* [RECORD SET]
>> begin

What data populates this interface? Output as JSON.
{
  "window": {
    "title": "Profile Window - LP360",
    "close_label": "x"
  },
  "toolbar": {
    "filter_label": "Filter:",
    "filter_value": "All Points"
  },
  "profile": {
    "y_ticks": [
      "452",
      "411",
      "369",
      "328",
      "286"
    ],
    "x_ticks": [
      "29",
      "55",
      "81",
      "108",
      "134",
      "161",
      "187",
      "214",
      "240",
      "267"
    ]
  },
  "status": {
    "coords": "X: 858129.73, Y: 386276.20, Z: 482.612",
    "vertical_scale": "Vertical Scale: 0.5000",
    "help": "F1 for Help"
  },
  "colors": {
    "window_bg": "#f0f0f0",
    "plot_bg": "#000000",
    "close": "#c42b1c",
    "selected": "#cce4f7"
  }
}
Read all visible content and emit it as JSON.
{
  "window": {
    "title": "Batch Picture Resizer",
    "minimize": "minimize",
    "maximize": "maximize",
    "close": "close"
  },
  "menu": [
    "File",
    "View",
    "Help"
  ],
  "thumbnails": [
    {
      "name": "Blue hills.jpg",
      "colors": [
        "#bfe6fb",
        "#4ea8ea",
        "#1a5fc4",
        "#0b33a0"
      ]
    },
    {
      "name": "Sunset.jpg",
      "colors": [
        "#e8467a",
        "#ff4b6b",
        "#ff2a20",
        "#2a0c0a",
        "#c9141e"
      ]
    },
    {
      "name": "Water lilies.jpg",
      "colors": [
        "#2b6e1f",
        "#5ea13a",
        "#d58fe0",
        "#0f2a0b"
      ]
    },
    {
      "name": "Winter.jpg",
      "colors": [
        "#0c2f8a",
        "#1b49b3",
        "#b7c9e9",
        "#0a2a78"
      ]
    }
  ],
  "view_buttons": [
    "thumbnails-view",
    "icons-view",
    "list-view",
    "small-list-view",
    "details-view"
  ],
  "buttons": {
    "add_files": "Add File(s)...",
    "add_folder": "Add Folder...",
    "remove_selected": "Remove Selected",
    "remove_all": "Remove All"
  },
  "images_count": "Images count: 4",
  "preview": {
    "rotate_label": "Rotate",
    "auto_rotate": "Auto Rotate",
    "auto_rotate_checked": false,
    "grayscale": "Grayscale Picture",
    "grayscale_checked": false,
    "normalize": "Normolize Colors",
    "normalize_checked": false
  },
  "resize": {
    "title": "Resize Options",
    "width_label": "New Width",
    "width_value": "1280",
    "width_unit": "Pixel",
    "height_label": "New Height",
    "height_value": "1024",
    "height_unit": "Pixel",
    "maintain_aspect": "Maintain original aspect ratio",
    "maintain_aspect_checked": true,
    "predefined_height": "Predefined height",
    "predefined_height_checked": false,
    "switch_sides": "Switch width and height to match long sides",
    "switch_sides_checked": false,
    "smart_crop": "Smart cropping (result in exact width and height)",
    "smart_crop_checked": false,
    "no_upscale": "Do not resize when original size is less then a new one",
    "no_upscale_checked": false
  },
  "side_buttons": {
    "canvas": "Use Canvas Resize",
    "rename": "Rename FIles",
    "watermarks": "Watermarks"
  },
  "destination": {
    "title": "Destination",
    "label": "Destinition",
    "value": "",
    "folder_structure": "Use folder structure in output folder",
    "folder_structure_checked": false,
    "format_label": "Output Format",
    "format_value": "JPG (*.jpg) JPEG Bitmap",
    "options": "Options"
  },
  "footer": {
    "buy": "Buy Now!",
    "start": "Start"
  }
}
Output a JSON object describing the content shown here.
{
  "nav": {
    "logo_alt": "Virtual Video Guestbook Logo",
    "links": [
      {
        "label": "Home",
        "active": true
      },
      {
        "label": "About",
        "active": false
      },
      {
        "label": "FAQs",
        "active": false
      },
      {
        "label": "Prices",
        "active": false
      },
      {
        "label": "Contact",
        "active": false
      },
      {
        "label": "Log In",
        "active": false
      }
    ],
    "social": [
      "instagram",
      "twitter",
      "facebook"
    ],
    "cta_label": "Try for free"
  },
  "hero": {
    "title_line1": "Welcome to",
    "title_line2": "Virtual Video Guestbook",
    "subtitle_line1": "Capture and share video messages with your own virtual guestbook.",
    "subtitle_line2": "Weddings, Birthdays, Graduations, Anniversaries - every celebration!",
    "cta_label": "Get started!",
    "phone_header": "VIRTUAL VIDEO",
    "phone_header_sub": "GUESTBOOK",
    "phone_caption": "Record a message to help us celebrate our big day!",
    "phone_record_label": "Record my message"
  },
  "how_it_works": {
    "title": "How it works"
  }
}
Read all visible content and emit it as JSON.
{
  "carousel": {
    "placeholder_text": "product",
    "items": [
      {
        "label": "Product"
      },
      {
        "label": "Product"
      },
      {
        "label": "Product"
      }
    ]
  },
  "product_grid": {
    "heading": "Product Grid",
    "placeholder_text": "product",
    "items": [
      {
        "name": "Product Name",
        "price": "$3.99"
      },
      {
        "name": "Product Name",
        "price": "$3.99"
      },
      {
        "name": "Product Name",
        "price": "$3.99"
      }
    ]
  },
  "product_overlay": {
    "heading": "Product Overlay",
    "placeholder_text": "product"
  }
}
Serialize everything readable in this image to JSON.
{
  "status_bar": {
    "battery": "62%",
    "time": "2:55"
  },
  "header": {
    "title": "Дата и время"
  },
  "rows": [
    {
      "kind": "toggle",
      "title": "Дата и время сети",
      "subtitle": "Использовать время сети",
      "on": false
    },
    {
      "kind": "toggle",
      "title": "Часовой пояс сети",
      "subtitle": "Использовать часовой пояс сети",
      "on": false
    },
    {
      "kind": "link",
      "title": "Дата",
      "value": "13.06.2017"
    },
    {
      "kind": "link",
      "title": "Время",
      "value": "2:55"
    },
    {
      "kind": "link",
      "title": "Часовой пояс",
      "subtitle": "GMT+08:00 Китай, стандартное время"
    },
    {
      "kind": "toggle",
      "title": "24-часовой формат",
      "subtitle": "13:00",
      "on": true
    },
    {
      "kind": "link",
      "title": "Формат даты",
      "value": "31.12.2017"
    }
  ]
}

>> end

* [TO DO]
Write the material out again word for word.

* [SOLUTION TO THIS EXERCISE]
What data populates this interface? Output as JSON.
{
  "window": {
    "title": "Profile Window - LP360",
    "close_label": "x"
  },
  "toolbar": {
    "filter_label": "Filter:",
    "filter_value": "All Points"
  },
  "profile": {
    "y_ticks": [
      "452",
      "411",
      "369",
      "328",
      "286"
    ],
    "x_ticks": [
      "29",
      "55",
      "81",
      "108",
      "134",
      "161",
      "187",
      "214",
      "240",
      "267"
    ]
  },
  "status": {
    "coords": "X: 858129.73, Y: 386276.20, Z: 482.612",
    "vertical_scale": "Vertical Scale: 0.5000",
    "help": "F1 for Help"
  },
  "colors": {
    "window_bg": "#f0f0f0",
    "plot_bg": "#000000",
    "close": "#c42b1c",
    "selected": "#cce4f7"
  }
}
Read all visible content and emit it as JSON.
{
  "window": {
    "title": "Batch Picture Resizer",
    "minimize": "minimize",
    "maximize": "maximize",
    "close": "close"
  },
  "menu": [
    "File",
    "View",
    "Help"
  ],
  "thumbnails": [
    {
      "name": "Blue hills.jpg",
      "colors": [
        "#bfe6fb",
        "#4ea8ea",
        "#1a5fc4",
        "#0b33a0"
      ]
    },
    {
      "name": "Sunset.jpg",
      "colors": [
        "#e8467a",
        "#ff4b6b",
        "#ff2a20",
        "#2a0c0a",
        "#c9141e"
      ]
    },
    {
      "name": "Water lilies.jpg",
      "colors": [
        "#2b6e1f",
        "#5ea13a",
        "#d58fe0",
        "#0f2a0b"
      ]
    },
    {
      "name": "Winter.jpg",
      "colors": [
        "#0c2f8a",
        "#1b49b3",
        "#b7c9e9",
        "#0a2a78"
      ]
    }
  ],
  "view_buttons": [
    "thumbnails-view",
    "icons-view",
    "list-view",
    "small-list-view",
    "details-view"
  ],
  "buttons": {
    "add_files": "Add File(s)...",
    "add_folder": "Add Folder...",
    "remove_selected": "Remove Selected",
    "remove_all": "Remove All"
  },
  "images_count": "Images count: 4",
  "preview": {
    "rotate_label": "Rotate",
    "auto_rotate": "Auto Rotate",
    "auto_rotate_checked": false,
    "grayscale": "Grayscale Picture",
    "grayscale_checked": false,
    "normalize": "Normolize Colors",
    "normalize_checked": false
  },
  "resize": {
    "title": "Resize Options",
    "width_label": "New Width",
    "width_value": "1280",
    "width_unit": "Pixel",
    "height_label": "New Height",
    "height_value": "1024",
    "height_unit": "Pixel",
    "maintain_aspect": "Maintain original aspect ratio",
    "maintain_aspect_checked": true,
    "predefined_height": "Predefined height",
    "predefined_height_checked": false,
    "switch_sides": "Switch width and height to match long sides",
    "switch_sides_checked": false,
    "smart_crop": "Smart cropping (result in exact width and height)",
    "smart_crop_checked": false,
    "no_upscale": "Do not resize when original size is less then a new one",
    "no_upscale_checked": false
  },
  "side_buttons": {
    "canvas": "Use Canvas Resize",
    "rename": "Rename FIles",
    "watermarks": "Watermarks"
  },
  "destination": {
    "title": "Destination",
    "label": "Destinition",
    "value": "",
    "folder_structure": "Use folder structure in output folder",
    "folder_structure_checked": false,
    "format_label": "Output Format",
    "format_value": "JPG (*.jpg) JPEG Bitmap",
    "options": "Options"
  },
  "footer": {
    "buy": "Buy Now!",
    "start": "Start"
  }
}
Output a JSON object describing the content shown here.
{
  "nav": {
    "logo_alt": "Virtual Video Guestbook Logo",
    "links": [
      {
        "label": "Home",
        "active": true
      },
      {
        "label": "About",
        "active": false
      },
      {
        "label": "FAQs",
        "active": false
      },
      {
        "label": "Prices",
        "active": false
      },
      {
        "label": "Contact",
        "active": false
      },
      {
        "label": "Log In",
        "active": false
      }
    ],
    "social": [
      "instagram",
      "twitter",
      "facebook"
    ],
    "cta_label": "Try for free"
  },
  "hero": {
    "title_line1": "Welcome to",
    "title_line2": "Virtual Video Guestbook",
    "subtitle_line1": "Capture and share video messages with your own virtual guestbook.",
    "subtitle_line2": "Weddings, Birthdays, Graduations, Anniversaries - every celebration!",
    "cta_label": "Get started!",
    "phone_header": "VIRTUAL VIDEO",
    "phone_header_sub": "GUESTBOOK",
    "phone_caption": "Record a message to help us celebrate our big day!",
    "phone_record_label": "Record my message"
  },
  "how_it_works": {
    "title": "How it works"
  }
}
Read all visible content and emit it as JSON.
{
  "carousel": {
    "placeholder_text": "product",
    "items": [
      {
        "label": "Product"
      },
      {
        "label": "Product"
      },
      {
        "label": "Product"
      }
    ]
  },
  "product_grid": {
    "heading": "Product Grid",
    "placeholder_text": "product",
    "items": [
      {
        "name": "Product Name",
        "price": "$3.99"
      },
      {
        "name": "Product Name",
        "price": "$3.99"
      },
      {
        "name": "Product Name",
        "price": "$3.99"
      }
    ]
  },
  "product_overlay": {
    "heading": "Product Overlay",
    "placeholder_text": "product"
  }
}
Serialize everything readable in this image to JSON.
{
  "status_bar": {
    "battery": "62%",
    "time": "2:55"
  },
  "header": {
    "title": "Дата и время"
  },
  "rows": [
    {
      "kind": "toggle",
      "title": "Дата и время сети",
      "subtitle": "Использовать время сети",
      "on": false
    },
    {
      "kind": "toggle",
      "title": "Часовой пояс сети",
      "subtitle": "Использовать часовой пояс сети",
      "on": false
    },
    {
      "kind": "link",
      "title": "Дата",
      "value": "13.06.2017"
    },
    {
      "kind": "link",
      "title": "Время",
      "value": "2:55"
    },
    {
      "kind": "link",
      "title": "Часовой пояс",
      "subtitle": "GMT+08:00 Китай, стандартное время"
    },
    {
      "kind": "toggle",
      "title": "24-часовой формат",
      "subtitle": "13:00",
      "on": true
    },
    {
      "kind": "link",
      "title": "Формат даты",
      "value": "31.12.2017"
    }
  ]
}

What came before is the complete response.